DIRECTIVE » Across the listing below, count the lines that mention the string "message". Reply with the figure only.

PROVIDED RECORDS »
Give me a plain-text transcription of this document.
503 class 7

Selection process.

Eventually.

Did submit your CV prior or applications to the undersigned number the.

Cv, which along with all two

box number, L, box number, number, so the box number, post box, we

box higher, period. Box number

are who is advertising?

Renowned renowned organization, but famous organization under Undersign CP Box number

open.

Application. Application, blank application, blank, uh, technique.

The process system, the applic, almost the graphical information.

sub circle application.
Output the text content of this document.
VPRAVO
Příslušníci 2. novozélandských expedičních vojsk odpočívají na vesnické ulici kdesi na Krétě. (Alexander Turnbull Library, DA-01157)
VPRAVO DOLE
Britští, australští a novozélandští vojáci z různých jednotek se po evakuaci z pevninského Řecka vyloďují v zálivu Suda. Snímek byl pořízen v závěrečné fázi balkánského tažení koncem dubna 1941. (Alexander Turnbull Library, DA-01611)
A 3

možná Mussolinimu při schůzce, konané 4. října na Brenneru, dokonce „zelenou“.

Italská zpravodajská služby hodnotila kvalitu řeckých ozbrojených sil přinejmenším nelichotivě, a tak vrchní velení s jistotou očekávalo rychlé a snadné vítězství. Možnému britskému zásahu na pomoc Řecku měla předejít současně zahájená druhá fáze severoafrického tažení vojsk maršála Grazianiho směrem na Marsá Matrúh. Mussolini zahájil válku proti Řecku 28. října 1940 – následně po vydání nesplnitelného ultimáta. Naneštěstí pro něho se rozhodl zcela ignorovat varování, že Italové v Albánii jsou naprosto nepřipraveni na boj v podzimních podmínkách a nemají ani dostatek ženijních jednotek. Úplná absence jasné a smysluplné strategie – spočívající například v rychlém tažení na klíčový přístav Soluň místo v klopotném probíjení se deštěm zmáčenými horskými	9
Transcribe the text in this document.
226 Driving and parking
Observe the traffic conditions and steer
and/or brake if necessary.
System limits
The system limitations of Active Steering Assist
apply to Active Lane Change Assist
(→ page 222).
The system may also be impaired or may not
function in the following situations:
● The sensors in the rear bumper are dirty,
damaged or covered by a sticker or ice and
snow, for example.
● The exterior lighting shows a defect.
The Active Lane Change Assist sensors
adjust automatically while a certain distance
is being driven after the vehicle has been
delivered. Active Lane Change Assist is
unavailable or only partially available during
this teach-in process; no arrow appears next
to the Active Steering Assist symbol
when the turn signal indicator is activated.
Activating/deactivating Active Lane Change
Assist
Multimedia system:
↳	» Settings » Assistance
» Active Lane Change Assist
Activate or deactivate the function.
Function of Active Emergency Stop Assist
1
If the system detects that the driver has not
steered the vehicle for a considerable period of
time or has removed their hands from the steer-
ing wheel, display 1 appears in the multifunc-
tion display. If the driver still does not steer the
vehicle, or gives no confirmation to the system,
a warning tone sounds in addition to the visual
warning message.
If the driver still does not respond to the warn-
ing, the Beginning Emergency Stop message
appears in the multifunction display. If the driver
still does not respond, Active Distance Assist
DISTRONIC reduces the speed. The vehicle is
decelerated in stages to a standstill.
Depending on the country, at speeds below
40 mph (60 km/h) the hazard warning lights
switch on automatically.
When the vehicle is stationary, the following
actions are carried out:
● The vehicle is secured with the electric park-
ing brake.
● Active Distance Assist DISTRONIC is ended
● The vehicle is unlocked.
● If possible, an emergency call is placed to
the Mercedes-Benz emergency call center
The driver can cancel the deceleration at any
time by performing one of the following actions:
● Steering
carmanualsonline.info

SOLUTION TO THE PROBLEM » 2